§ **Directive**: Each record below should appear again exactly as written.

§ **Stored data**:
* * *

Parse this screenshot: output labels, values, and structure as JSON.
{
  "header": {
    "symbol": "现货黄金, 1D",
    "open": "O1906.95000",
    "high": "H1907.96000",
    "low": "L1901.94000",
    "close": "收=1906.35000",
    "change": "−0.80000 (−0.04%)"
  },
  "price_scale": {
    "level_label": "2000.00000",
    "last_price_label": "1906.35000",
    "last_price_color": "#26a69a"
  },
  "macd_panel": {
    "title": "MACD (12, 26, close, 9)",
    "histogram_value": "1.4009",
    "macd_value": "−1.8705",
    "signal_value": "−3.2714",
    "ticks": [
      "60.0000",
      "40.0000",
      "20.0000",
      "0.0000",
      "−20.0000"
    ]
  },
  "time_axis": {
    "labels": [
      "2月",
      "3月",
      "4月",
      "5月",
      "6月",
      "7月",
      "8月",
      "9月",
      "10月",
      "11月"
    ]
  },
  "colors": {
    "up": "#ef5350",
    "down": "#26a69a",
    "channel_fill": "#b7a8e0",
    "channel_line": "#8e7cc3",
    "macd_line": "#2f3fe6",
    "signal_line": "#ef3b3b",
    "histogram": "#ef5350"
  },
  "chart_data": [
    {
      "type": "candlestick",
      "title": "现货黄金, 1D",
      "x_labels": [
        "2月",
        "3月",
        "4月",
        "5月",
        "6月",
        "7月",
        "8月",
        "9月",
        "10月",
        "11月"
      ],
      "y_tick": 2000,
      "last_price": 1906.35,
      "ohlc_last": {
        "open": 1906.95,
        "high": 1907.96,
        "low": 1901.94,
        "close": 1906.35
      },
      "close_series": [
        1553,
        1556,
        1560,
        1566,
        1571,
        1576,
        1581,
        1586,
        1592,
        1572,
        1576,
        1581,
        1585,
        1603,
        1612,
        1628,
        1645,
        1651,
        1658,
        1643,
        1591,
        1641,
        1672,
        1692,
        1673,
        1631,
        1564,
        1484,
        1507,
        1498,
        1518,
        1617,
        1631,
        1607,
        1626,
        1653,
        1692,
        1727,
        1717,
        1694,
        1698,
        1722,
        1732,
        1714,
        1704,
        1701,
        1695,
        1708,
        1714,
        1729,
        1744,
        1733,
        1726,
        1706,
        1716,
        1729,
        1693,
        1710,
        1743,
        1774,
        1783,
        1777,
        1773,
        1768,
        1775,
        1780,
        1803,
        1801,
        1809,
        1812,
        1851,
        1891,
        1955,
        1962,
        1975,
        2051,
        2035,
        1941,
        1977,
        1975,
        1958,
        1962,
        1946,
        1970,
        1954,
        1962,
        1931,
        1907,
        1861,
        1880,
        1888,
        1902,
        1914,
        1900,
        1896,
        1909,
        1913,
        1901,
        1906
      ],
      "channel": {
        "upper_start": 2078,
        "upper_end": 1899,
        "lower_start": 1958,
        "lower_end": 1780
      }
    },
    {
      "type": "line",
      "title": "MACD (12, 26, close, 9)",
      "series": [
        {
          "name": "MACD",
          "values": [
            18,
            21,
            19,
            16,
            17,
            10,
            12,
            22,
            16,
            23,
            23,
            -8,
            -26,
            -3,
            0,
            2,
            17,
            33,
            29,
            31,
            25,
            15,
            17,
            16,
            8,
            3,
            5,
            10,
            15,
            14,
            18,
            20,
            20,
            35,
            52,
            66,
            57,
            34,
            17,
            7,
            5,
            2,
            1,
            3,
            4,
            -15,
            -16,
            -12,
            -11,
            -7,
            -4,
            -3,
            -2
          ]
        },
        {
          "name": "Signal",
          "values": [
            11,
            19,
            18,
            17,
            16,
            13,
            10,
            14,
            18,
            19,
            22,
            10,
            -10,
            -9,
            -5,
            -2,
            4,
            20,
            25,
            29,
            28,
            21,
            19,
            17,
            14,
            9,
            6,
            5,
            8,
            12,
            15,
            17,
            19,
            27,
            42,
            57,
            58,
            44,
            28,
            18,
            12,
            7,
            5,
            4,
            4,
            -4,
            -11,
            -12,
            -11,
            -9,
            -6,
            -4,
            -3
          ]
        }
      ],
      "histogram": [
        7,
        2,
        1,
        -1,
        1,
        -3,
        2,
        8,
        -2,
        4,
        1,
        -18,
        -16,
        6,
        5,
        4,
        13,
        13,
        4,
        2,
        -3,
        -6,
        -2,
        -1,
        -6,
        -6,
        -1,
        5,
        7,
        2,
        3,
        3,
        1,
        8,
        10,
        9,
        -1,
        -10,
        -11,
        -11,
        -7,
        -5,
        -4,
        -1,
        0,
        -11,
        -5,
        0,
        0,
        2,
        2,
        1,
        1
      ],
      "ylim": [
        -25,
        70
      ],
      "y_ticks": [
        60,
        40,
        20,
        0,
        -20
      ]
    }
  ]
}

* * *

§ **Finished answer**:
Parse this screenshot: output labels, values, and structure as JSON.
{
  "header": {
    "symbol": "现货黄金, 1D",
    "open": "O1906.95000",
    "high": "H1907.96000",
    "low": "L1901.94000",
    "close": "收=1906.35000",
    "change": "−0.80000 (−0.04%)"
  },
  "price_scale": {
    "level_label": "2000.00000",
    "last_price_label": "1906.35000",
    "last_price_color": "#26a69a"
  },
  "macd_panel": {
    "title": "MACD (12, 26, close, 9)",
    "histogram_value": "1.4009",
    "macd_value": "−1.8705",
    "signal_value": "−3.2714",
    "ticks": [
      "60.0000",
      "40.0000",
      "20.0000",
      "0.0000",
      "−20.0000"
    ]
  },
  "time_axis": {
    "labels": [
      "2月",
      "3月",
      "4月",
      "5月",
      "6月",
      "7月",
      "8月",
      "9月",
      "10月",
      "11月"
    ]
  },
  "colors": {
    "up": "#ef5350",
    "down": "#26a69a",
    "channel_fill": "#b7a8e0",
    "channel_line": "#8e7cc3",
    "macd_line": "#2f3fe6",
    "signal_line": "#ef3b3b",
    "histogram": "#ef5350"
  },
  "chart_data": [
    {
      "type": "candlestick",
      "title": "现货黄金, 1D",
      "x_labels": [
        "2月",
        "3月",
        "4月",
        "5月",
        "6月",
        "7月",
        "8月",
        "9月",
        "10月",
        "11月"
      ],
      "y_tick": 2000,
      "last_price": 1906.35,
      "ohlc_last": {
        "open": 1906.95,
        "high": 1907.96,
        "low": 1901.94,
        "close": 1906.35
      },
      "close_series": [
        1553,
        1556,
        1560,
        1566,
        1571,
        1576,
        1581,
        1586,
        1592,
        1572,
        1576,
        1581,
        1585,
        1603,
        1612,
        1628,
        1645,
        1651,
        1658,
        1643,
        1591,
        1641,
        1672,
        1692,
        1673,
        1631,
        1564,
        1484,
        1507,
        1498,
        1518,
        1617,
        1631,
        1607,
        1626,
        1653,
        1692,
        1727,
        1717,
        1694,
        1698,
        1722,
        1732,
        1714,
        1704,
        1701,
        1695,
        1708,
        1714,
        1729,
        1744,
        1733,
        1726,
        1706,
        1716,
        1729,
        1693,
        1710,
        1743,
        1774,
        1783,
        1777,
        1773,
        1768,
        1775,
        1780,
        1803,
        1801,
        1809,
        1812,
        1851,
        1891,
        1955,
        1962,
        1975,
        2051,
        2035,
        1941,
        1977,
        1975,
        1958,
        1962,
        1946,
        1970,
        1954,
        1962,
        1931,
        1907,
        1861,
        1880,
        1888,
        1902,
        1914,
        1900,
        1896,
        1909,
        1913,
        1901,
        1906
      ],
      "channel": {
        "upper_start": 2078,
        "upper_end": 1899,
        "lower_start": 1958,
        "lower_end": 1780
      }
    },
    {
      "type": "line",
      "title": "MACD (12, 26, close, 9)",
      "series": [
        {
          "name": "MACD",
          "values": [
            18,
            21,
            19,
            16,
            17,
            10,
            12,
            22,
            16,
            23,
            23,
            -8,
            -26,
            -3,
            0,
            2,
            17,
            33,
            29,
            31,
            25,
            15,
            17,
            16,
            8,
            3,
            5,
            10,
            15,
            14,
            18,
            20,
            20,
            35,
            52,
            66,
            57,
            34,
            17,
            7,
            5,
            2,
            1,
            3,
            4,
            -15,
            -16,
            -12,
            -11,
            -7,
            -4,
            -3,
            -2
          ]
        },
        {
          "name": "Signal",
          "values": [
            11,
            19,
            18,
            17,
            16,
            13,
            10,
            14,
            18,
            19,
            22,
            10,
            -10,
            -9,
            -5,
            -2,
            4,
            20,
            25,
            29,
            28,
            21,
            19,
            17,
            14,
            9,
            6,
            5,
            8,
            12,
            15,
            17,
            19,
            27,
            42,
            57,
            58,
            44,
            28,
            18,
            12,
            7,
            5,
            4,
            4,
            -4,
            -11,
            -12,
            -11,
            -9,
            -6,
            -4,
            -3
          ]
        }
      ],
      "histogram": [
        7,
        2,
        1,
        -1,
        1,
        -3,
        2,
        8,
        -2,
        4,
        1,
        -18,
        -16,
        6,
        5,
        4,
        13,
        13,
        4,
        2,
        -3,
        -6,
        -2,
        -1,
        -6,
        -6,
        -1,
        5,
        7,
        2,
        3,
        3,
        1,
        8,
        10,
        9,
        -1,
        -10,
        -11,
        -11,
        -7,
        -5,
        -4,
        -1,
        0,
        -11,
        -5,
        0,
        0,
        2,
        2,
        1,
        1
      ],
      "ylim": [
        -25,
        70
      ],
      "y_ticks": [
        60,
        40,
        20,
        0,
        -20
      ]
    }
  ]
}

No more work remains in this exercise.